**Exercise:** Repeat every line of the listing below exactly, minus the pictures.

**Given information:**
# # # # # # #
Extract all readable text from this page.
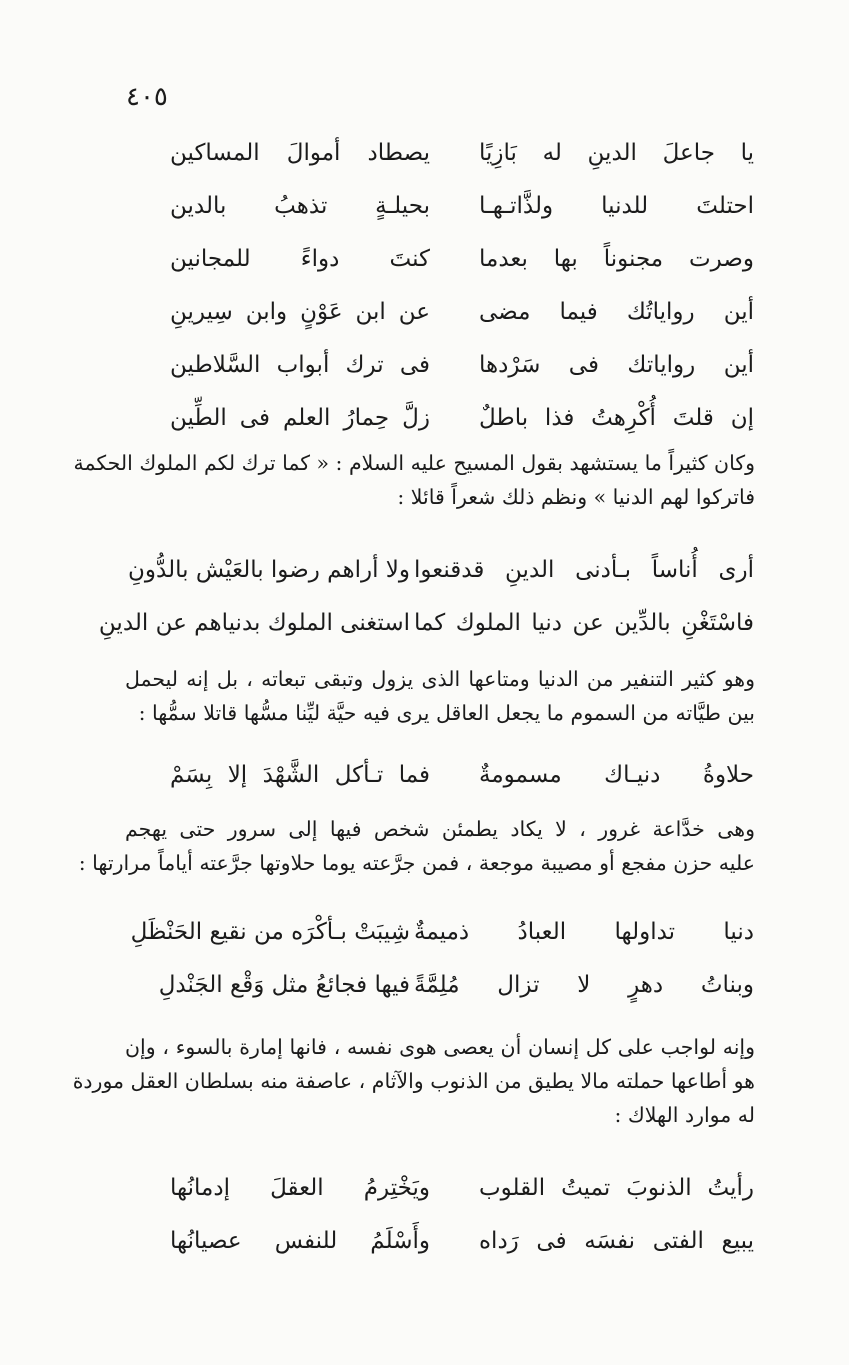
٤٠٥
يا جاعلَ الدينِ له بَازِيًا
يصطاد أموالَ المساكين
احتلتَ للدنيا ولذَّاتـهـا
بحيلـةٍ تذهبُ بالدين
وصرت مجنوناً بها بعدما
كنتَ دواءً للمجانين
أين رواياتُك فيما مضى
عن ابن عَوْنٍ وابن سِيرينِ
أين رواياتك فى سَرْدها
فى ترك أبواب السَّلاطين
إن قلتَ أُكْرِهتُ فذا باطلٌ
زلَّ حِمارُ العلم فى الطِّين
وكان كثيراً ما يستشهد بقول المسيح عليه السلام : « كما ترك لكم الملوك الحكمة
فاتركوا لهم الدنيا » ونظم ذلك شعراً قائلا :
أرى أُناساً بـأدنى الدينِ قدقنعوا
ولا أراهم رضوا بالعَيْش بالدُّونِ
فاسْتَغْنِ بالدِّين عن دنيا الملوك كما
استغنى الملوك بدنياهم عن الدينِ
وهو كثير التنفير من الدنيا ومتاعها الذى يزول وتبقى تبعاته ، بل إنه ليحمل
بين طيَّاته من السموم ما يجعل العاقل يرى فيه حيَّة ليِّنا مسُّها قاتلا سمُّها :
حلاوةُ دنيـاك مسمومةٌ
فما تـأكل الشَّهْدَ إلا بِسَمْ
وهى خدَّاعة غرور ، لا يكاد يطمئن شخص فيها إلى سرور حتى يهجم
عليه حزن مفجع أو مصيبة موجعة ، فمن جرَّعته يوما حلاوتها جرَّعته أياماً مرارتها :
دنيا تداولها العبادُ ذميمةٌ
شِيبَتْ بـأكْرَه من نقيع الحَنْظَلِ
وبناتُ دهرٍ لا تزال مُلِمَّةً
فيها فجائعُ مثل وَقْع الجَنْدلِ
وإنه لواجب على كل إنسان أن يعصى هوى نفسه ، فانها إمارة بالسوء ، وإن
هو أطاعها حملته مالا يطيق من الذنوب والآثام ، عاصفة منه بسلطان العقل موردة
له موارد الهلاك :
رأيتُ الذنوبَ تميتُ القلوب
ويَخْتِرمُ العقلَ إدمانُها
يبيع الفتى نفسَه فى رَداه
وأَسْلَمُ للنفس عصيانُها
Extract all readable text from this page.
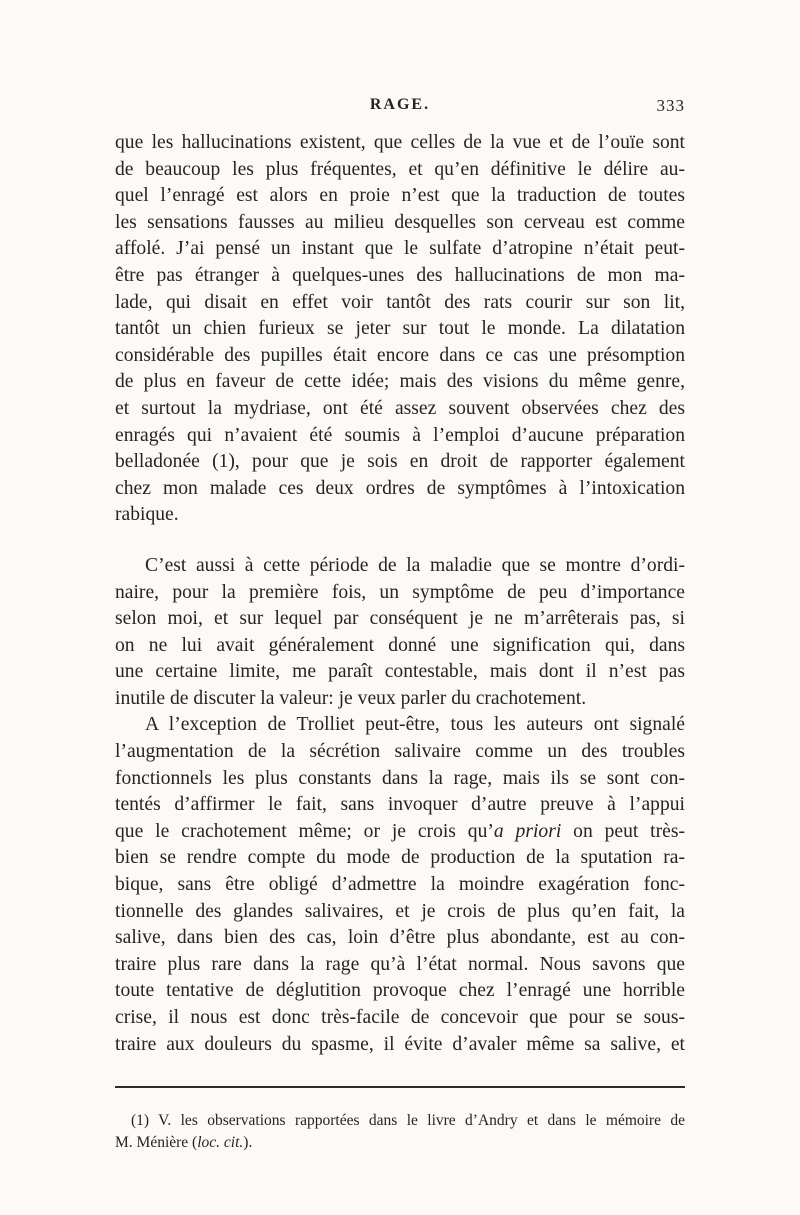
RAGE.	333
que les hallucinations existent, que celles de la vue et de l’ouïe sont
de beaucoup les plus fréquentes, et qu’en définitive le délire au-
quel l’enragé est alors en proie n’est que la traduction de toutes
les sensations fausses au milieu desquelles son cerveau est comme
affolé. J’ai pensé un instant que le sulfate d’atropine n’était peut-
être pas étranger à quelques-unes des hallucinations de mon ma-
lade, qui disait en effet voir tantôt des rats courir sur son lit,
tantôt un chien furieux se jeter sur tout le monde. La dilatation
considérable des pupilles était encore dans ce cas une présomption
de plus en faveur de cette idée; mais des visions du même genre,
et surtout la mydriase, ont été assez souvent observées chez des
enragés qui n’avaient été soumis à l’emploi d’aucune préparation
belladonée (1), pour que je sois en droit de rapporter également
chez mon malade ces deux ordres de symptômes à l’intoxication
rabique.
C’est aussi à cette période de la maladie que se montre d’ordi-
naire, pour la première fois, un symptôme de peu d’importance
selon moi, et sur lequel par conséquent je ne m’arrêterais pas, si
on ne lui avait généralement donné une signification qui, dans
une certaine limite, me paraît contestable, mais dont il n’est pas
inutile de discuter la valeur: je veux parler du crachotement.
A l’exception de Trolliet peut-être, tous les auteurs ont signalé
l’augmentation de la sécrétion salivaire comme un des troubles
fonctionnels les plus constants dans la rage, mais ils se sont con-
tentés d’affirmer le fait, sans invoquer d’autre preuve à l’appui
que le crachotement même; or je crois qu’a priori on peut très-
bien se rendre compte du mode de production de la sputation ra-
bique, sans être obligé d’admettre la moindre exagération fonc-
tionnelle des glandes salivaires, et je crois de plus qu’en fait, la
salive, dans bien des cas, loin d’être plus abondante, est au con-
traire plus rare dans la rage qu’à l’état normal. Nous savons que
toute tentative de déglutition provoque chez l’enragé une horrible
crise, il nous est donc très-facile de concevoir que pour se sous-
traire aux douleurs du spasme, il évite d’avaler même sa salive, et
(1) V. les observations rapportées dans le livre d’Andry et dans le mémoire de
M. Ménière (loc. cit.).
# # # # # # #
**Complete output:**
Extract all readable text from this page.
٤٠٥
يا جاعلَ الدينِ له بَازِيًا
يصطاد أموالَ المساكين
احتلتَ للدنيا ولذَّاتـهـا
بحيلـةٍ تذهبُ بالدين
وصرت مجنوناً بها بعدما
كنتَ دواءً للمجانين
أين رواياتُك فيما مضى
عن ابن عَوْنٍ وابن سِيرينِ
أين رواياتك فى سَرْدها
فى ترك أبواب السَّلاطين
إن قلتَ أُكْرِهتُ فذا باطلٌ
زلَّ حِمارُ العلم فى الطِّين
وكان كثيراً ما يستشهد بقول المسيح عليه السلام : « كما ترك لكم الملوك الحكمة
فاتركوا لهم الدنيا » ونظم ذلك شعراً قائلا :
أرى أُناساً بـأدنى الدينِ قدقنعوا
ولا أراهم رضوا بالعَيْش بالدُّونِ
فاسْتَغْنِ بالدِّين عن دنيا الملوك كما
استغنى الملوك بدنياهم عن الدينِ
وهو كثير التنفير من الدنيا ومتاعها الذى يزول وتبقى تبعاته ، بل إنه ليحمل
بين طيَّاته من السموم ما يجعل العاقل يرى فيه حيَّة ليِّنا مسُّها قاتلا سمُّها :
حلاوةُ دنيـاك مسمومةٌ
فما تـأكل الشَّهْدَ إلا بِسَمْ
وهى خدَّاعة غرور ، لا يكاد يطمئن شخص فيها إلى سرور حتى يهجم
عليه حزن مفجع أو مصيبة موجعة ، فمن جرَّعته يوما حلاوتها جرَّعته أياماً مرارتها :
دنيا تداولها العبادُ ذميمةٌ
شِيبَتْ بـأكْرَه من نقيع الحَنْظَلِ
وبناتُ دهرٍ لا تزال مُلِمَّةً
فيها فجائعُ مثل وَقْع الجَنْدلِ
وإنه لواجب على كل إنسان أن يعصى هوى نفسه ، فانها إمارة بالسوء ، وإن
هو أطاعها حملته مالا يطيق من الذنوب والآثام ، عاصفة منه بسلطان العقل موردة
له موارد الهلاك :
رأيتُ الذنوبَ تميتُ القلوب
ويَخْتِرمُ العقلَ إدمانُها
يبيع الفتى نفسَه فى رَداه
وأَسْلَمُ للنفس عصيانُها
Extract all readable text from this page.
RAGE.	333
que les hallucinations existent, que celles de la vue et de l’ouïe sont
de beaucoup les plus fréquentes, et qu’en définitive le délire au-
quel l’enragé est alors en proie n’est que la traduction de toutes
les sensations fausses au milieu desquelles son cerveau est comme
affolé. J’ai pensé un instant que le sulfate d’atropine n’était peut-
être pas étranger à quelques-unes des hallucinations de mon ma-
lade, qui disait en effet voir tantôt des rats courir sur son lit,
tantôt un chien furieux se jeter sur tout le monde. La dilatation
considérable des pupilles était encore dans ce cas une présomption
de plus en faveur de cette idée; mais des visions du même genre,
et surtout la mydriase, ont été assez souvent observées chez des
enragés qui n’avaient été soumis à l’emploi d’aucune préparation
belladonée (1), pour que je sois en droit de rapporter également
chez mon malade ces deux ordres de symptômes à l’intoxication
rabique.
C’est aussi à cette période de la maladie que se montre d’ordi-
naire, pour la première fois, un symptôme de peu d’importance
selon moi, et sur lequel par conséquent je ne m’arrêterais pas, si
on ne lui avait généralement donné une signification qui, dans
une certaine limite, me paraît contestable, mais dont il n’est pas
inutile de discuter la valeur: je veux parler du crachotement.
A l’exception de Trolliet peut-être, tous les auteurs ont signalé
l’augmentation de la sécrétion salivaire comme un des troubles
fonctionnels les plus constants dans la rage, mais ils se sont con-
tentés d’affirmer le fait, sans invoquer d’autre preuve à l’appui
que le crachotement même; or je crois qu’a priori on peut très-
bien se rendre compte du mode de production de la sputation ra-
bique, sans être obligé d’admettre la moindre exagération fonc-
tionnelle des glandes salivaires, et je crois de plus qu’en fait, la
salive, dans bien des cas, loin d’être plus abondante, est au con-
traire plus rare dans la rage qu’à l’état normal. Nous savons que
toute tentative de déglutition provoque chez l’enragé une horrible
crise, il nous est donc très-facile de concevoir que pour se sous-
traire aux douleurs du spasme, il évite d’avaler même sa salive, et
(1) V. les observations rapportées dans le livre d’Andry et dans le mémoire de
M. Ménière (loc. cit.).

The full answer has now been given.